Stored entries:
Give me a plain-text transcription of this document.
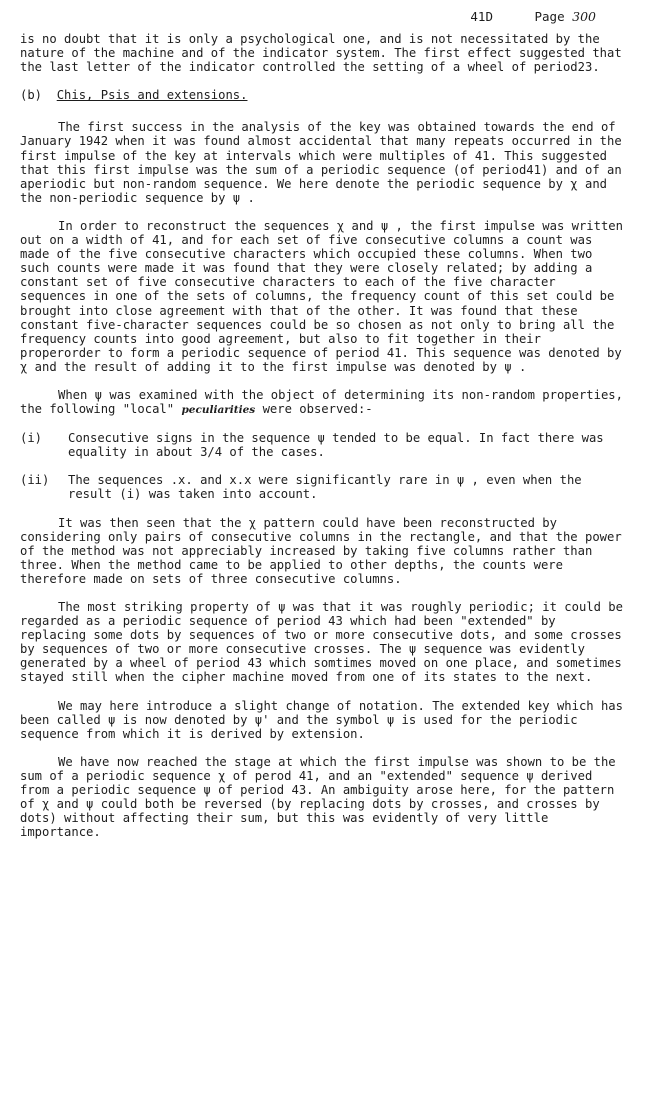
41D	Page 300

is no doubt that it is only a psychological one, and is not necessitated by the nature of the machine and of the indicator system. The first effect suggested that the last letter of the indicator controlled the setting of a wheel of period23.

(b) Chis, Psis and extensions.

The first success in the analysis of the key was obtained towards the end of January 1942 when it was found almost accidental that many repeats occurred in the first impulse of the key at intervals which were multiples of 41. This suggested that this first impulse was the sum of a periodic sequence (of period41) and of an aperiodic but non-random sequence. We here denote the periodic sequence by χ and the non-periodic sequence by ψ .

In order to reconstruct the sequences χ and ψ , the first impulse was written out on a width of 41, and for each set of five consecutive columns a count was made of the five consecutive characters which occupied these columns. When two such counts were made it was found that they were closely related; by adding a constant set of five consecutive characters to each of the five character sequences in one of the sets of columns, the frequency count of this set could be brought into close agreement with that of the other. It was found that these constant five-character sequences could be so chosen as not only to bring all the frequency counts into good agreement, but also to fit together in their properorder to form a periodic sequence of period 41. This sequence was denoted by χ and the result of adding it to the first impulse was denoted by ψ .

When ψ was examined with the object of determining its non-random properties, the following "local" peculiarities were observed:-

(i)	Consecutive signs in the sequence ψ tended to be equal. In fact there was equality in about 3/4 of the cases.
(ii)	The sequences .x. and x.x were significantly rare in ψ , even when the result (i) was taken into account.

It was then seen that the χ pattern could have been reconstructed by considering only pairs of consecutive columns in the rectangle, and that the power of the method was not appreciably increased by taking five columns rather than three. When the method came to be applied to other depths, the counts were therefore made on sets of three consecutive columns.

The most striking property of ψ was that it was roughly periodic; it could be regarded as a periodic sequence of period 43 which had been "extended" by replacing some dots by sequences of two or more consecutive dots, and some crosses by sequences of two or more consecutive crosses. The ψ sequence was evidently generated by a wheel of period 43 which somtimes moved on one place, and sometimes stayed still when the cipher machine moved from one of its states to the next.

We may here introduce a slight change of notation. The extended key which has been called ψ is now denoted by ψ' and the symbol ψ is used for the periodic sequence from which it is derived by extension.

We have now reached the stage at which the first impulse was shown to be the sum of a periodic sequence χ of perod 41, and an "extended" sequence ψ derived from a periodic sequence ψ of period 43. An ambiguity arose here, for the pattern of χ and ψ could both be reversed (by replacing dots by crosses, and crosses by dots) without affecting their sum, but this was evidently of very little importance.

WHAT IS NEEDED.
Reproduce all the entries that precede this task, word for word, minus any pictures.

COMPLETE OUTPUT.
Give me a plain-text transcription of this document.
41D	Page 300

is no doubt that it is only a psychological one, and is not necessitated by the nature of the machine and of the indicator system. The first effect suggested that the last letter of the indicator controlled the setting of a wheel of period23.

(b) Chis, Psis and extensions.

The first success in the analysis of the key was obtained towards the end of January 1942 when it was found almost accidental that many repeats occurred in the first impulse of the key at intervals which were multiples of 41. This suggested that this first impulse was the sum of a periodic sequence (of period41) and of an aperiodic but non-random sequence. We here denote the periodic sequence by χ and the non-periodic sequence by ψ .

In order to reconstruct the sequences χ and ψ , the first impulse was written out on a width of 41, and for each set of five consecutive columns a count was made of the five consecutive characters which occupied these columns. When two such counts were made it was found that they were closely related; by adding a constant set of five consecutive characters to each of the five character sequences in one of the sets of columns, the frequency count of this set could be brought into close agreement with that of the other. It was found that these constant five-character sequences could be so chosen as not only to bring all the frequency counts into good agreement, but also to fit together in their properorder to form a periodic sequence of period 41. This sequence was denoted by χ and the result of adding it to the first impulse was denoted by ψ .

When ψ was examined with the object of determining its non-random properties, the following "local" peculiarities were observed:-

(i)	Consecutive signs in the sequence ψ tended to be equal. In fact there was equality in about 3/4 of the cases.
(ii)	The sequences .x. and x.x were significantly rare in ψ , even when the result (i) was taken into account.

It was then seen that the χ pattern could have been reconstructed by considering only pairs of consecutive columns in the rectangle, and that the power of the method was not appreciably increased by taking five columns rather than three. When the method came to be applied to other depths, the counts were therefore made on sets of three consecutive columns.

The most striking property of ψ was that it was roughly periodic; it could be regarded as a periodic sequence of period 43 which had been "extended" by replacing some dots by sequences of two or more consecutive dots, and some crosses by sequences of two or more consecutive crosses. The ψ sequence was evidently generated by a wheel of period 43 which somtimes moved on one place, and sometimes stayed still when the cipher machine moved from one of its states to the next.

We may here introduce a slight change of notation. The extended key which has been called ψ is now denoted by ψ' and the symbol ψ is used for the periodic sequence from which it is derived by extension.

We have now reached the stage at which the first impulse was shown to be the sum of a periodic sequence χ of perod 41, and an "extended" sequence ψ derived from a periodic sequence ψ of period 43. An ambiguity arose here, for the pattern of χ and ψ could both be reversed (by replacing dots by crosses, and crosses by dots) without affecting their sum, but this was evidently of very little importance.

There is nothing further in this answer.